> [Task instructions] Return the listing below in full, with every line exactly as it is.

··· Dataset extract

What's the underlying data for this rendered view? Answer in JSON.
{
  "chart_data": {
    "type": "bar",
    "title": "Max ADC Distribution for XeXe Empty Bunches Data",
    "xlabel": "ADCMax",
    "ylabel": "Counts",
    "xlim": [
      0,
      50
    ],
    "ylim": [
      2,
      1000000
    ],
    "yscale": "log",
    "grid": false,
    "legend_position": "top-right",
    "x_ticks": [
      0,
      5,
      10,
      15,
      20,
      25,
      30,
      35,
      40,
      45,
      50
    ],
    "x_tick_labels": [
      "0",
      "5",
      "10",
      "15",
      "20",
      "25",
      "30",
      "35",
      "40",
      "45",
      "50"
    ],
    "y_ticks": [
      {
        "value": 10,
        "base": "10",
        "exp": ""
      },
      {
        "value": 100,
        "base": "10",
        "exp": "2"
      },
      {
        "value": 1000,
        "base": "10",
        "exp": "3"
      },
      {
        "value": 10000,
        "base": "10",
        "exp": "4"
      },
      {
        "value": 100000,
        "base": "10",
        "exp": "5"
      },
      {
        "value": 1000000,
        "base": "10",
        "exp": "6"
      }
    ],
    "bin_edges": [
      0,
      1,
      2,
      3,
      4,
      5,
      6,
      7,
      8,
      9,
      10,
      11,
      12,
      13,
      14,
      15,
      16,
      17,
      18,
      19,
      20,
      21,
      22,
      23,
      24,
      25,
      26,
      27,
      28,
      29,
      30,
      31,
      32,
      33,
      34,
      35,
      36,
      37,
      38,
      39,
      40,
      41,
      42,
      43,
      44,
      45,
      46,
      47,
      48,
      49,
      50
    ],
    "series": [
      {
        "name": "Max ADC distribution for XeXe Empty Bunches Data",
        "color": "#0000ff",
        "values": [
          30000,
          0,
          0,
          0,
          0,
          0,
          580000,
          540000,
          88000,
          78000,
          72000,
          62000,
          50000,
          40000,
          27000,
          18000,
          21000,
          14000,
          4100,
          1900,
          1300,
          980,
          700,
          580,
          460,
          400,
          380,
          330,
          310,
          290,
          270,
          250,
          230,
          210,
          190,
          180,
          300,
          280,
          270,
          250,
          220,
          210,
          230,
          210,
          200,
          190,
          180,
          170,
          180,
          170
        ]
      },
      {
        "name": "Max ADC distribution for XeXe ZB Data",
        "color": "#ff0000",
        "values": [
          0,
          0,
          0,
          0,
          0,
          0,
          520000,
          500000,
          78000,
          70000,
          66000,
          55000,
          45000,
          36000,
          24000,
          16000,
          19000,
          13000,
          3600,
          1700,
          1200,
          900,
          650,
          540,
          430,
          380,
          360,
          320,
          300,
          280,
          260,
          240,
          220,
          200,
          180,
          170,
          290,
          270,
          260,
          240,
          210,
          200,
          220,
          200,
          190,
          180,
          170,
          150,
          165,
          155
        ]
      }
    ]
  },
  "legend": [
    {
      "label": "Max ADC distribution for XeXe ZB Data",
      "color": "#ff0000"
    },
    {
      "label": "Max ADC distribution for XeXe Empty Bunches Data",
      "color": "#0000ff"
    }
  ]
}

······

> [Output of the exercise]
What's the underlying data for this rendered view? Answer in JSON.
{
  "chart_data": {
    "type": "bar",
    "title": "Max ADC Distribution for XeXe Empty Bunches Data",
    "xlabel": "ADCMax",
    "ylabel": "Counts",
    "xlim": [
      0,
      50
    ],
    "ylim": [
      2,
      1000000
    ],
    "yscale": "log",
    "grid": false,
    "legend_position": "top-right",
    "x_ticks": [
      0,
      5,
      10,
      15,
      20,
      25,
      30,
      35,
      40,
      45,
      50
    ],
    "x_tick_labels": [
      "0",
      "5",
      "10",
      "15",
      "20",
      "25",
      "30",
      "35",
      "40",
      "45",
      "50"
    ],
    "y_ticks": [
      {
        "value": 10,
        "base": "10",
        "exp": ""
      },
      {
        "value": 100,
        "base": "10",
        "exp": "2"
      },
      {
        "value": 1000,
        "base": "10",
        "exp": "3"
      },
      {
        "value": 10000,
        "base": "10",
        "exp": "4"
      },
      {
        "value": 100000,
        "base": "10",
        "exp": "5"
      },
      {
        "value": 1000000,
        "base": "10",
        "exp": "6"
      }
    ],
    "bin_edges": [
      0,
      1,
      2,
      3,
      4,
      5,
      6,
      7,
      8,
      9,
      10,
      11,
      12,
      13,
      14,
      15,
      16,
      17,
      18,
      19,
      20,
      21,
      22,
      23,
      24,
      25,
      26,
      27,
      28,
      29,
      30,
      31,
      32,
      33,
      34,
      35,
      36,
      37,
      38,
      39,
      40,
      41,
      42,
      43,
      44,
      45,
      46,
      47,
      48,
      49,
      50
    ],
    "series": [
      {
        "name": "Max ADC distribution for XeXe Empty Bunches Data",
        "color": "#0000ff",
        "values": [
          30000,
          0,
          0,
          0,
          0,
          0,
          580000,
          540000,
          88000,
          78000,
          72000,
          62000,
          50000,
          40000,
          27000,
          18000,
          21000,
          14000,
          4100,
          1900,
          1300,
          980,
          700,
          580,
          460,
          400,
          380,
          330,
          310,
          290,
          270,
          250,
          230,
          210,
          190,
          180,
          300,
          280,
          270,
          250,
          220,
          210,
          230,
          210,
          200,
          190,
          180,
          170,
          180,
          170
        ]
      },
      {
        "name": "Max ADC distribution for XeXe ZB Data",
        "color": "#ff0000",
        "values": [
          0,
          0,
          0,
          0,
          0,
          0,
          520000,
          500000,
          78000,
          70000,
          66000,
          55000,
          45000,
          36000,
          24000,
          16000,
          19000,
          13000,
          3600,
          1700,
          1200,
          900,
          650,
          540,
          430,
          380,
          360,
          320,
          300,
          280,
          260,
          240,
          220,
          200,
          180,
          170,
          290,
          270,
          260,
          240,
          210,
          200,
          220,
          200,
          190,
          180,
          170,
          150,
          165,
          155
        ]
      }
    ]
  },
  "legend": [
    {
      "label": "Max ADC distribution for XeXe ZB Data",
      "color": "#ff0000"
    },
    {
      "label": "Max ADC distribution for XeXe Empty Bunches Data",
      "color": "#0000ff"
    }
  ]
}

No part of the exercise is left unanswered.